• Input:
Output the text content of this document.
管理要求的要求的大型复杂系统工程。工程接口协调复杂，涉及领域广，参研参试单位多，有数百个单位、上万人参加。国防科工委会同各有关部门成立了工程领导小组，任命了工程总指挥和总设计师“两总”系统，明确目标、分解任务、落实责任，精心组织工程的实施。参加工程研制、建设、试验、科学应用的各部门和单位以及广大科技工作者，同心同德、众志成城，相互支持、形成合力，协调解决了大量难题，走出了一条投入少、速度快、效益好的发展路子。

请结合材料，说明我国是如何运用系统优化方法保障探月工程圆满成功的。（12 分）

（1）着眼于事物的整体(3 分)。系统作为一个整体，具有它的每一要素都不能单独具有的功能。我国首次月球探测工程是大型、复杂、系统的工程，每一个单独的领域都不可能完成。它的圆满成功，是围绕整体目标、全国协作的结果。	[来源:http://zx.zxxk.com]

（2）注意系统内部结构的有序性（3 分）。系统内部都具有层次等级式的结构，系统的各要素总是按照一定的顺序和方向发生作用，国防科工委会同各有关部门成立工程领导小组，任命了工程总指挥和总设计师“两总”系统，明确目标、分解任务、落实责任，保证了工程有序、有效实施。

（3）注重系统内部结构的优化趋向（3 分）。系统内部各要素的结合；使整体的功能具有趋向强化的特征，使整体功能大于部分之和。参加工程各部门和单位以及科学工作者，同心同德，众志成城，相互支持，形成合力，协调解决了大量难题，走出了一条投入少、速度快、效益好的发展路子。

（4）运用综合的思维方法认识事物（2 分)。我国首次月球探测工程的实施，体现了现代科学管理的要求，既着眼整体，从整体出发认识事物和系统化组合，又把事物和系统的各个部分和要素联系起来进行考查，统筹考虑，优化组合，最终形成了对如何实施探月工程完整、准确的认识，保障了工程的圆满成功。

• Problem statement:
Using the listing above, please repeat every entry exactly.

• Output below:
Output the text content of this document.
管理要求的要求的大型复杂系统工程。工程接口协调复杂，涉及领域广，参研参试单位多，有数百个单位、上万人参加。国防科工委会同各有关部门成立了工程领导小组，任命了工程总指挥和总设计师“两总”系统，明确目标、分解任务、落实责任，精心组织工程的实施。参加工程研制、建设、试验、科学应用的各部门和单位以及广大科技工作者，同心同德、众志成城，相互支持、形成合力，协调解决了大量难题，走出了一条投入少、速度快、效益好的发展路子。

请结合材料，说明我国是如何运用系统优化方法保障探月工程圆满成功的。（12 分）

（1）着眼于事物的整体(3 分)。系统作为一个整体，具有它的每一要素都不能单独具有的功能。我国首次月球探测工程是大型、复杂、系统的工程，每一个单独的领域都不可能完成。它的圆满成功，是围绕整体目标、全国协作的结果。	[来源:http://zx.zxxk.com]

（2）注意系统内部结构的有序性（3 分）。系统内部都具有层次等级式的结构，系统的各要素总是按照一定的顺序和方向发生作用，国防科工委会同各有关部门成立工程领导小组，任命了工程总指挥和总设计师“两总”系统，明确目标、分解任务、落实责任，保证了工程有序、有效实施。

（3）注重系统内部结构的优化趋向（3 分）。系统内部各要素的结合；使整体的功能具有趋向强化的特征，使整体功能大于部分之和。参加工程各部门和单位以及科学工作者，同心同德，众志成城，相互支持，形成合力，协调解决了大量难题，走出了一条投入少、速度快、效益好的发展路子。

（4）运用综合的思维方法认识事物（2 分)。我国首次月球探测工程的实施，体现了现代科学管理的要求，既着眼整体，从整体出发认识事物和系统化组合，又把事物和系统的各个部分和要素联系起来进行考查，统筹考虑，优化组合，最终形成了对如何实施探月工程完整、准确的认识，保障了工程的圆满成功。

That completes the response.